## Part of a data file

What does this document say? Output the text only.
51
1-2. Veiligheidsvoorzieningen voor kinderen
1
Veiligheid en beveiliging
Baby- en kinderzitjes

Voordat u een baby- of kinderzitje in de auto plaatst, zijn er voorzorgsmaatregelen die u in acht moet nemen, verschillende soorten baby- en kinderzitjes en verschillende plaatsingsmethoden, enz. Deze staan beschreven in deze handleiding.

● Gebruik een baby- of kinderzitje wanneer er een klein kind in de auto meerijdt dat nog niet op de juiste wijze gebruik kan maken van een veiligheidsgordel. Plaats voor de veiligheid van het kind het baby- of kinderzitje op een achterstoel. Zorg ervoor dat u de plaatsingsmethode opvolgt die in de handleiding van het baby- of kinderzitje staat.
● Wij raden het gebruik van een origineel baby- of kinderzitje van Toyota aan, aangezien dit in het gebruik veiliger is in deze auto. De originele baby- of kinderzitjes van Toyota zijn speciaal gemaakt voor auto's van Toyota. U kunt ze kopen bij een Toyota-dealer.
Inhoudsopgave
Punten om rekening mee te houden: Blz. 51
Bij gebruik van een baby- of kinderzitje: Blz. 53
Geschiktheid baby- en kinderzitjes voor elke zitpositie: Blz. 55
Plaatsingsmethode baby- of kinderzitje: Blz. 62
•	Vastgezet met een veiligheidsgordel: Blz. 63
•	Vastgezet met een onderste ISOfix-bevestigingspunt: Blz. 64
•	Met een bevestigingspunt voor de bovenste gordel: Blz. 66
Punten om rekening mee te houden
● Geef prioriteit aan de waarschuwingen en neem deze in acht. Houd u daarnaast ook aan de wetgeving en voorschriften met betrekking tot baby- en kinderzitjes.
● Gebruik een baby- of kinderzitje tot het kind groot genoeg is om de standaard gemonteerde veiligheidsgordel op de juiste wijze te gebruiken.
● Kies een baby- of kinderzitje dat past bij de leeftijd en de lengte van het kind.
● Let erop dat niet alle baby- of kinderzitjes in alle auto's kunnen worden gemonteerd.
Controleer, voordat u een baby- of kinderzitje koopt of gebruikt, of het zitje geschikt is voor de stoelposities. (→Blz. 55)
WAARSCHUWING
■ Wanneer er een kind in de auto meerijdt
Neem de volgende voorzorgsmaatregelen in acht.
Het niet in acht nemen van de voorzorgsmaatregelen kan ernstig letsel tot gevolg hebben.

## To do
Copy each line from the data above that includes "houden".

## Expected answer
Punten om rekening mee te houden: Blz. 51
Punten om rekening mee te houden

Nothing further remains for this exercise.